JOB
Every line containing the word "短期或仍有震荡" needs to be found and copied.

· · · · ·

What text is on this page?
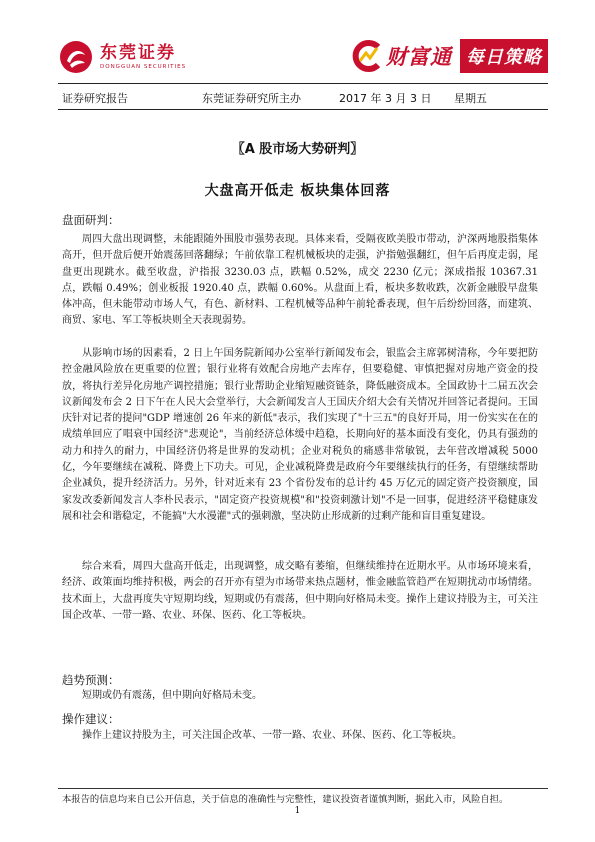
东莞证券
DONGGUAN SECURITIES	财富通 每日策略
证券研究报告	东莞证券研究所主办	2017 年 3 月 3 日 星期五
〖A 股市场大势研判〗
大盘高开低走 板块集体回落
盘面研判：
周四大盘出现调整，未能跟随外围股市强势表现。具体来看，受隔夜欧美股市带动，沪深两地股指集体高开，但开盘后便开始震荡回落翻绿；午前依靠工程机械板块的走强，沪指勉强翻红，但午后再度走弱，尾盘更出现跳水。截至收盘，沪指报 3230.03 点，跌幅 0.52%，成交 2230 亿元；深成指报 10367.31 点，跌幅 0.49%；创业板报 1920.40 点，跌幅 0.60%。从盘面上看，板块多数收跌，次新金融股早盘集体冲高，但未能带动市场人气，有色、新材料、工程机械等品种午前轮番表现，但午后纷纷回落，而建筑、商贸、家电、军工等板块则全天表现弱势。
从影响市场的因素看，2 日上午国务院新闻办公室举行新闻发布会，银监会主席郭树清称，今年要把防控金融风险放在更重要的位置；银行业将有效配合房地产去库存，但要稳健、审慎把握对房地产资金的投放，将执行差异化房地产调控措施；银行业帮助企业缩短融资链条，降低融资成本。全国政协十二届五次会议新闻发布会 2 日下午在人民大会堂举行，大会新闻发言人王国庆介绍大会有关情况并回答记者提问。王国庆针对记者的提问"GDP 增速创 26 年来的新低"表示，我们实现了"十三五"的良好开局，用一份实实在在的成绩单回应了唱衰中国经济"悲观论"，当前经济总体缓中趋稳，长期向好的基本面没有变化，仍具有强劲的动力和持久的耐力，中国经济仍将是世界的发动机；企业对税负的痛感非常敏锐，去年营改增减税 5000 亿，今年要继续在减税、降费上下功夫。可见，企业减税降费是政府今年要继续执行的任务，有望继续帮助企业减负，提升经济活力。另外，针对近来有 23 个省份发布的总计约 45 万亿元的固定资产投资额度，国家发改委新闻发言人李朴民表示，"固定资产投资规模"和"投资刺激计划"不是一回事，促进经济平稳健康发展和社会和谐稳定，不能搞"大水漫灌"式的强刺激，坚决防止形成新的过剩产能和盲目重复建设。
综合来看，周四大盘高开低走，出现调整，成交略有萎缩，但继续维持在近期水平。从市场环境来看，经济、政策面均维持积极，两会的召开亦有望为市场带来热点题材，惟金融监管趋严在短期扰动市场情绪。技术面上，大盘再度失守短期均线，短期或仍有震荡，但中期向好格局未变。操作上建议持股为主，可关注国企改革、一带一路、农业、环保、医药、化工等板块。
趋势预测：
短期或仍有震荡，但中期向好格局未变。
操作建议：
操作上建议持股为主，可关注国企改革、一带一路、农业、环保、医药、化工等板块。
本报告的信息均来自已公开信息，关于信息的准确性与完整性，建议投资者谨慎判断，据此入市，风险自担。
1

· · · · ·

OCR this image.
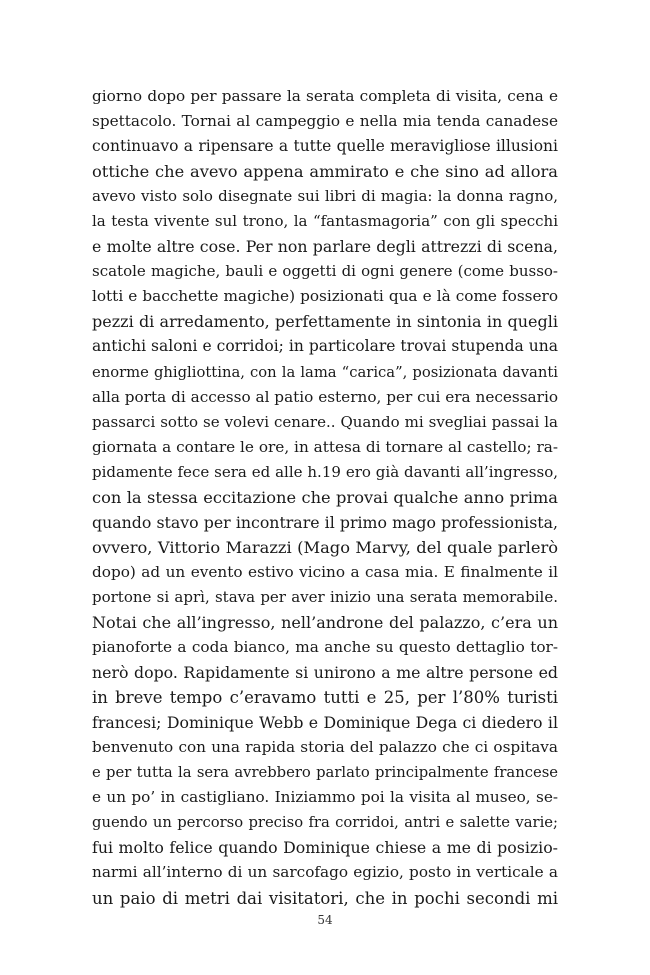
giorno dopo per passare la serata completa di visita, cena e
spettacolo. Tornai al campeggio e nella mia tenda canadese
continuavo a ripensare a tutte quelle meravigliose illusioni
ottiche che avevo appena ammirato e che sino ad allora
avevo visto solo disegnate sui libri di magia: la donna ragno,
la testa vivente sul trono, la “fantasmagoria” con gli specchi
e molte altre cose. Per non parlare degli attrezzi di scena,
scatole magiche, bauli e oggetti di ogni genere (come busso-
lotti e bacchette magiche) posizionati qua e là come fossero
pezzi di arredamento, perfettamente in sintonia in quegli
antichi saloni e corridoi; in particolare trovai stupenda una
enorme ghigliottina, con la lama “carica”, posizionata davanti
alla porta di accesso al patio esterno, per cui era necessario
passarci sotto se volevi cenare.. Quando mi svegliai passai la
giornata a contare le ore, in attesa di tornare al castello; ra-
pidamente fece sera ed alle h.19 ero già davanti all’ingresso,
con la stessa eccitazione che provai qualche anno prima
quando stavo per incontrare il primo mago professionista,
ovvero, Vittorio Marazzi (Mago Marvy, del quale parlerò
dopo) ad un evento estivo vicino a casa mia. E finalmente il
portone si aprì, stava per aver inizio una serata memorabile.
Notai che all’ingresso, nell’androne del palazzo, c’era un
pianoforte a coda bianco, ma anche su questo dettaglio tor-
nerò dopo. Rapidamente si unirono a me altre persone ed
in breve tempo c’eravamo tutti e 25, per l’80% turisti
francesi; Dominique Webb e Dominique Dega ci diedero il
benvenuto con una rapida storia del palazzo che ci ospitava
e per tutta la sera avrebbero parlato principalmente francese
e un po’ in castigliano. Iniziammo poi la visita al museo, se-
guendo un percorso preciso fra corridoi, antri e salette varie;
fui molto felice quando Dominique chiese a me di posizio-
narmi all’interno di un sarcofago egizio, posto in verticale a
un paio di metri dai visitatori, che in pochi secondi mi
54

· · · · ·

WRITTEN SOLUTION
综合来看，周四大盘高开低走，出现调整，成交略有萎缩，但继续维持在近期水平。从市场环境来看，经济、政策面均维持积极，两会的召开亦有望为市场带来热点题材，惟金融监管趋严在短期扰动市场情绪。技术面上，大盘再度失守短期均线，短期或仍有震荡，但中期向好格局未变。操作上建议持股为主，可关注国企改革、一带一路、农业、环保、医药、化工等板块。
短期或仍有震荡，但中期向好格局未变。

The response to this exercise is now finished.